* Start Data excerpts *
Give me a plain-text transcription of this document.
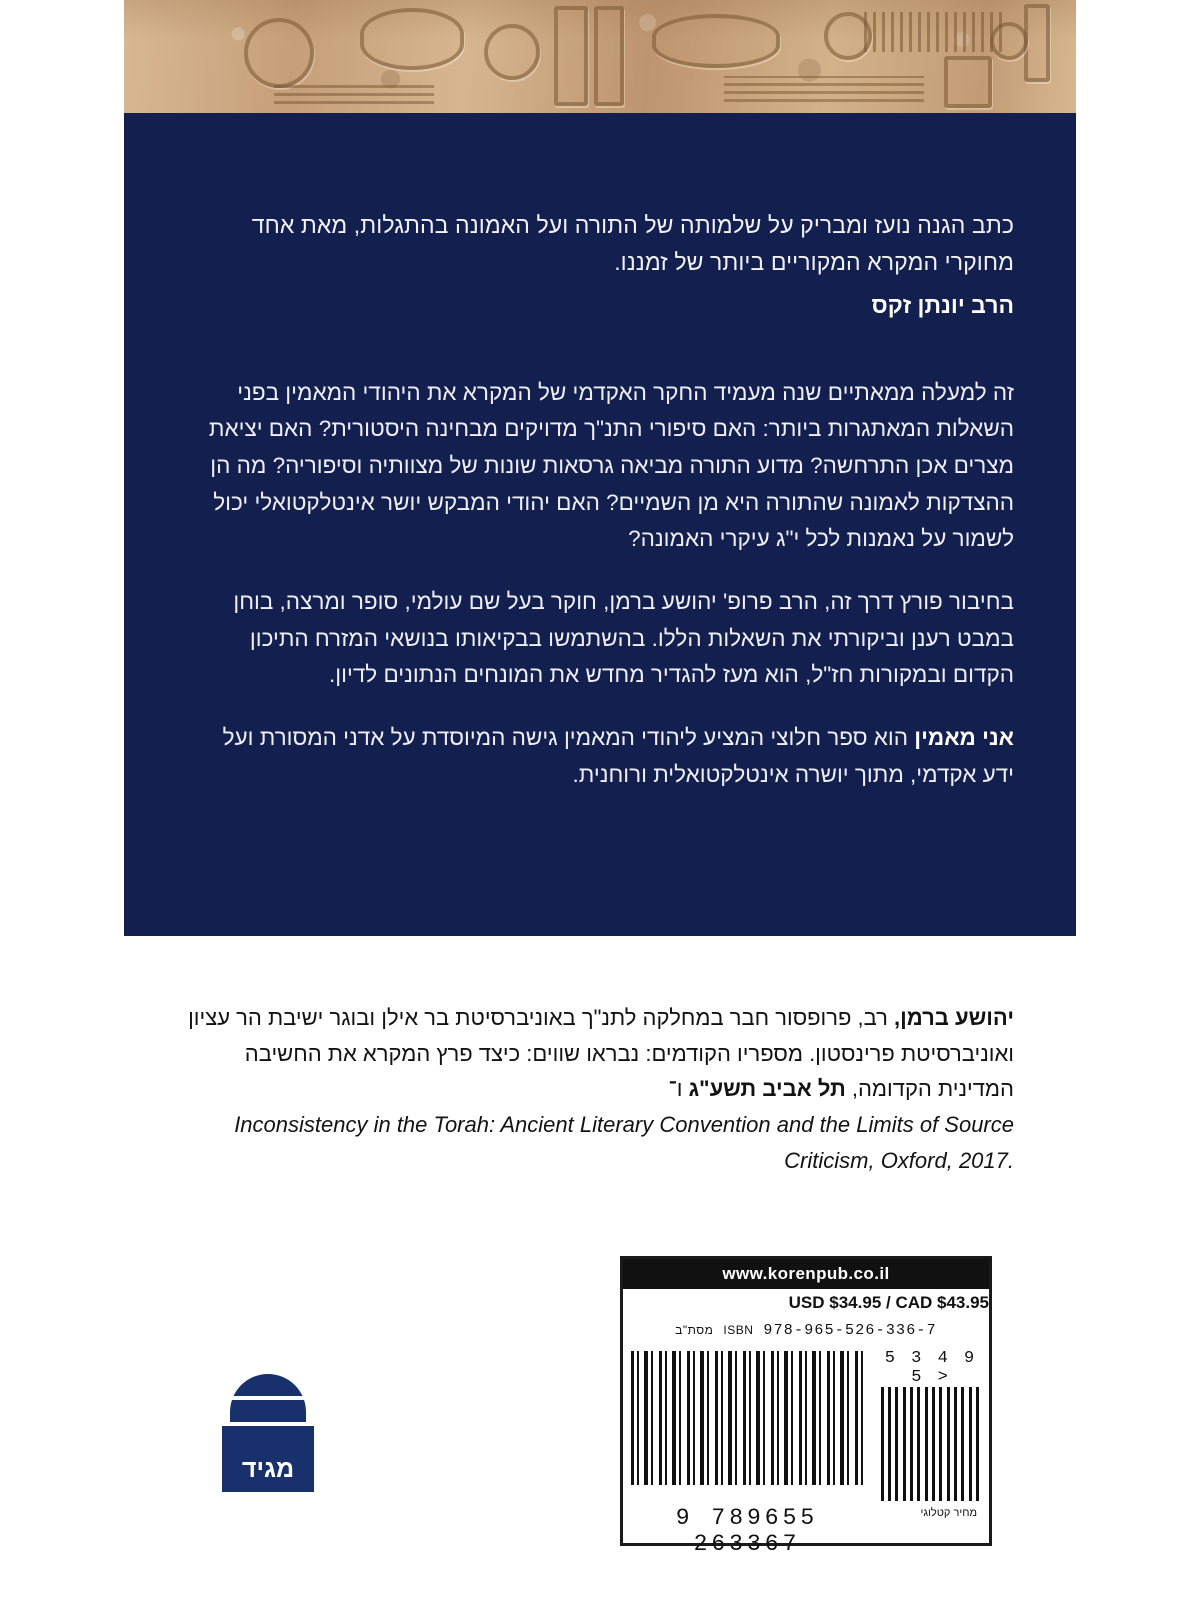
כתב הגנה נועז ומבריק על שלמותה של התורה ועל האמונה בהתגלות, מאת אחד מחוקרי המקרא המקוריים ביותר של זמננו.

הרב יונתן זקס

זה למעלה ממאתיים שנה מעמיד החקר האקדמי של המקרא את היהודי המאמין בפני השאלות המאתגרות ביותר: האם סיפורי התנ"ך מדויקים מבחינה היסטורית? האם יציאת מצרים אכן התרחשה? מדוע התורה מביאה גרסאות שונות של מצוותיה וסיפוריה? מה הן ההצדקות לאמונה שהתורה היא מן השמיים? האם יהודי המבקש יושר אינטלקטואלי יכול לשמור על נאמנות לכל י"ג עיקרי האמונה?

בחיבור פורץ דרך זה, הרב פרופ' יהושע ברמן, חוקר בעל שם עולמי, סופר ומרצה, בוחן במבט רענן וביקורתי את השאלות הללו. בהשתמשו בבקיאותו בנושאי המזרח התיכון הקדום ובמקורות חז"ל, הוא מעז להגדיר מחדש את המונחים הנתונים לדיון.

אני מאמין הוא ספר חלוצי המציע ליהודי המאמין גישה המיוסדת על אדני המסורת ועל ידע אקדמי, מתוך יושרה אינטלקטואלית ורוחנית.

יהושע ברמן, רב, פרופסור חבר במחלקה לתנ"ך באוניברסיטת בר אילן ובוגר ישיבת הר עציון ואוניברסיטת פרינסטון. מספריו הקודמים: נבראו שווים: כיצד פרץ המקרא את החשיבה המדינית הקדומה, תל אביב תשע"ג ו־Inconsistency in the Torah: Ancient Literary Convention and the Limits of Source Criticism, Oxford, 2017.
מגיד
www.korenpub.co.il
USD $34.95 / CAD $43.95
מסת"ב ISBN 978-965-526-336-7
5 3 4 9 5 >
9 789655 263367
מחיר קטלוגי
* End Data excerpts *
In the entries above, find lines with "המאמין" and copy each.

זה למעלה ממאתיים שנה מעמיד החקר האקדמי של המקרא את היהודי המאמין בפני השאלות המאתגרות ביותר: האם סיפורי התנ"ך מדויקים מבחינה היסטורית? האם יציאת מצרים אכן התרחשה? מדוע התורה מביאה גרסאות שונות של מצוותיה וסיפוריה? מה הן ההצדקות לאמונה שהתורה היא מן השמיים? האם יהודי המבקש יושר אינטלקטואלי יכול לשמור על נאמנות לכל י"ג עיקרי האמונה?
אני מאמין הוא ספר חלוצי המציע ליהודי המאמין גישה המיוסדת על אדני המסורת ועל ידע אקדמי, מתוך יושרה אינטלקטואלית ורוחנית.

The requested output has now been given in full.